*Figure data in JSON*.
|---|
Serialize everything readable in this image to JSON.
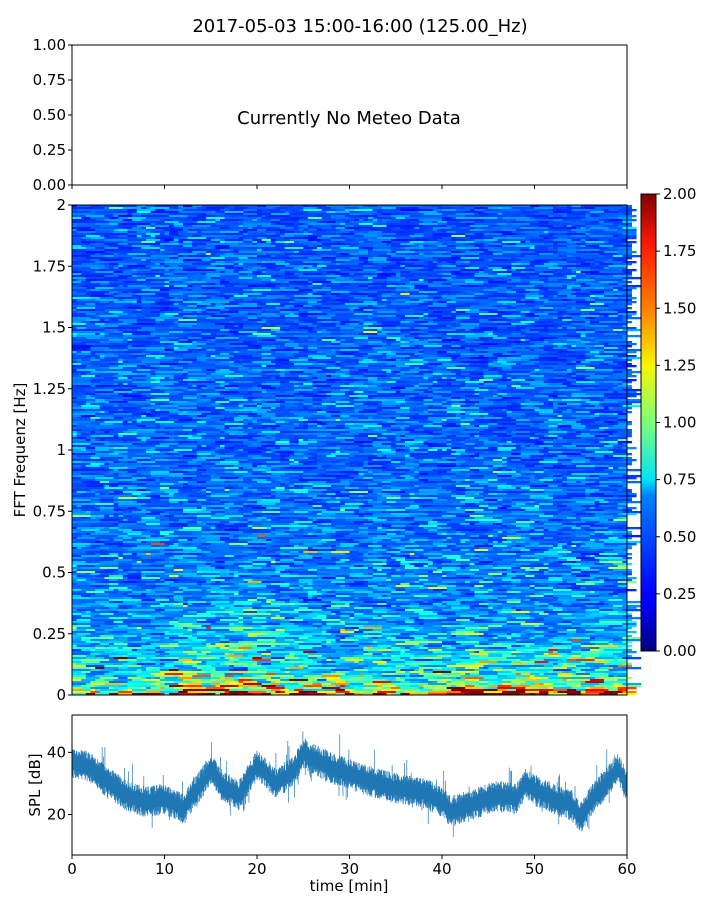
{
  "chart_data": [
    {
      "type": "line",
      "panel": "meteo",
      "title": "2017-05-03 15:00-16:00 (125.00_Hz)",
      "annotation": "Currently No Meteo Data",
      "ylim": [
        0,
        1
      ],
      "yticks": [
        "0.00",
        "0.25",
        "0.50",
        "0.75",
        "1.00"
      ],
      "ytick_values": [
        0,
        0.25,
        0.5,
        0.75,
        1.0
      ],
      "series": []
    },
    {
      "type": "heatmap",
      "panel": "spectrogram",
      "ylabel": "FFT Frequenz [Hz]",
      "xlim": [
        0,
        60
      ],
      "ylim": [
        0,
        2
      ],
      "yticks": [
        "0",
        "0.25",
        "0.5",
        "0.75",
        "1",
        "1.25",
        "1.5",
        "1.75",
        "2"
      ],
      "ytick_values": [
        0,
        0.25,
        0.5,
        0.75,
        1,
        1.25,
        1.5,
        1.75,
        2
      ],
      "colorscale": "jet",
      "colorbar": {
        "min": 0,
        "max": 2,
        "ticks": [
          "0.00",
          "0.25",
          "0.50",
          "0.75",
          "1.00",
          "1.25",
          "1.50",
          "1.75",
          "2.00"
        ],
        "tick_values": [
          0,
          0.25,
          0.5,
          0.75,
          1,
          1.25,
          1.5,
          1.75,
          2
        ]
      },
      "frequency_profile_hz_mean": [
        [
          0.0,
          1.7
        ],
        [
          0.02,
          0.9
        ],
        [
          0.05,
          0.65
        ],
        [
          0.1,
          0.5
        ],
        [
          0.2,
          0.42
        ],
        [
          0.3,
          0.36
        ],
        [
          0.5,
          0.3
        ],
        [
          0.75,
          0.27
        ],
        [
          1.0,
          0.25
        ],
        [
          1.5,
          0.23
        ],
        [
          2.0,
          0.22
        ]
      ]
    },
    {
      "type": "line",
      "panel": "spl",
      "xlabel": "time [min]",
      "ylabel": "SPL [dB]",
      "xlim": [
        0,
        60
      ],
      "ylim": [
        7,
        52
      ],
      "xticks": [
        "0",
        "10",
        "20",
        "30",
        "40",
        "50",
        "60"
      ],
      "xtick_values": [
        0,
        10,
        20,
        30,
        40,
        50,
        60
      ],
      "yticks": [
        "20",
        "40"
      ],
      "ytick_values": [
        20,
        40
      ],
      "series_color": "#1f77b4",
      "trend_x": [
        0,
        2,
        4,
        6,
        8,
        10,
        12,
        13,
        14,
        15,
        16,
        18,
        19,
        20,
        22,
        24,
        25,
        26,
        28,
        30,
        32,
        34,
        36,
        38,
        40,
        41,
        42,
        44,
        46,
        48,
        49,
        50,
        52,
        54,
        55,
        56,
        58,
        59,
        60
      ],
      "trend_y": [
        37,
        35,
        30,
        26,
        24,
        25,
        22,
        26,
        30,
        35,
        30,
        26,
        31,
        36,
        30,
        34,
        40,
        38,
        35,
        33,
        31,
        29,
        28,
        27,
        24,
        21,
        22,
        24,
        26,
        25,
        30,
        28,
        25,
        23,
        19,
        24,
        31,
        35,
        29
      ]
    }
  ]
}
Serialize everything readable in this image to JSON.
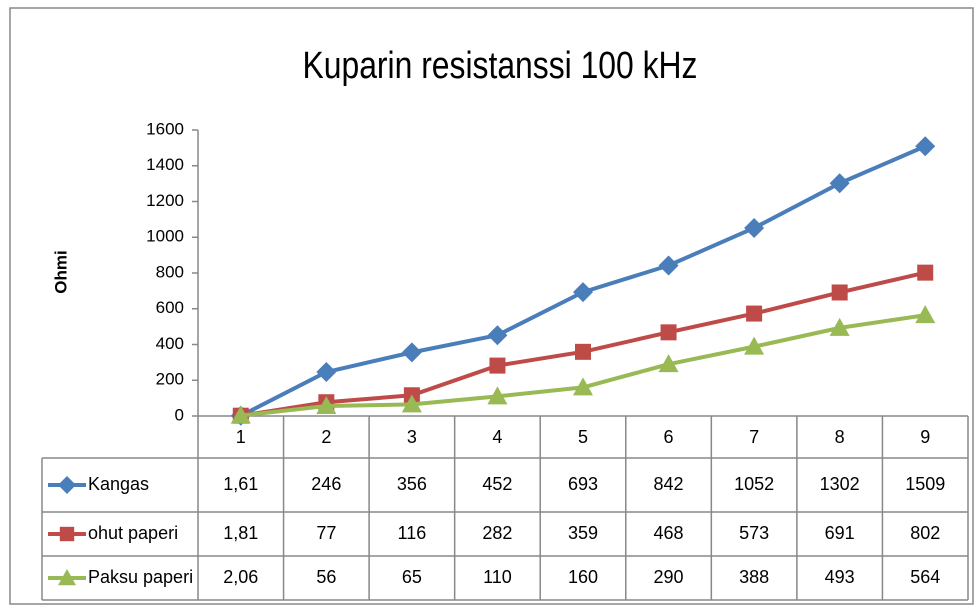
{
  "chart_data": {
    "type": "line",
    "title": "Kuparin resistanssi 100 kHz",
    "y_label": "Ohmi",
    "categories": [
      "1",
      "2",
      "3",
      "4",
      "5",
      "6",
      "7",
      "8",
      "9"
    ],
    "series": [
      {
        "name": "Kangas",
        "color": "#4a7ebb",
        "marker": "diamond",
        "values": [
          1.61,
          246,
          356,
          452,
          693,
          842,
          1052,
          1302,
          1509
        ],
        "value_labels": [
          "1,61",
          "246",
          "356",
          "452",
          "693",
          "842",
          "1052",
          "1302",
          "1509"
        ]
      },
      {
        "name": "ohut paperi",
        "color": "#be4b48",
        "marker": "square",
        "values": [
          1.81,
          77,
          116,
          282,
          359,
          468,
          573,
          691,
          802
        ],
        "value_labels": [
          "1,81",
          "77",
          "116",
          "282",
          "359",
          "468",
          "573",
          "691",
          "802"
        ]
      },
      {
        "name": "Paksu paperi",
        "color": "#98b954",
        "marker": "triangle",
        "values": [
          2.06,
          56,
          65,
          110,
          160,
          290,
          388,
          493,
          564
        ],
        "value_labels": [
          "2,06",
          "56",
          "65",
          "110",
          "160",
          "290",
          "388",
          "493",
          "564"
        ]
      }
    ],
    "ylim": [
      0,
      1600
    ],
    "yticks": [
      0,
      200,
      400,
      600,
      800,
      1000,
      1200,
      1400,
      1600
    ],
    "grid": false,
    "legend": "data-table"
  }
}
|---|
*Problem statement*. Collect every line from the records above that contains the word "type".

*Exercise response*.
      "type": "line",
      "type": "heatmap",
      "type": "line",
    "type": "line",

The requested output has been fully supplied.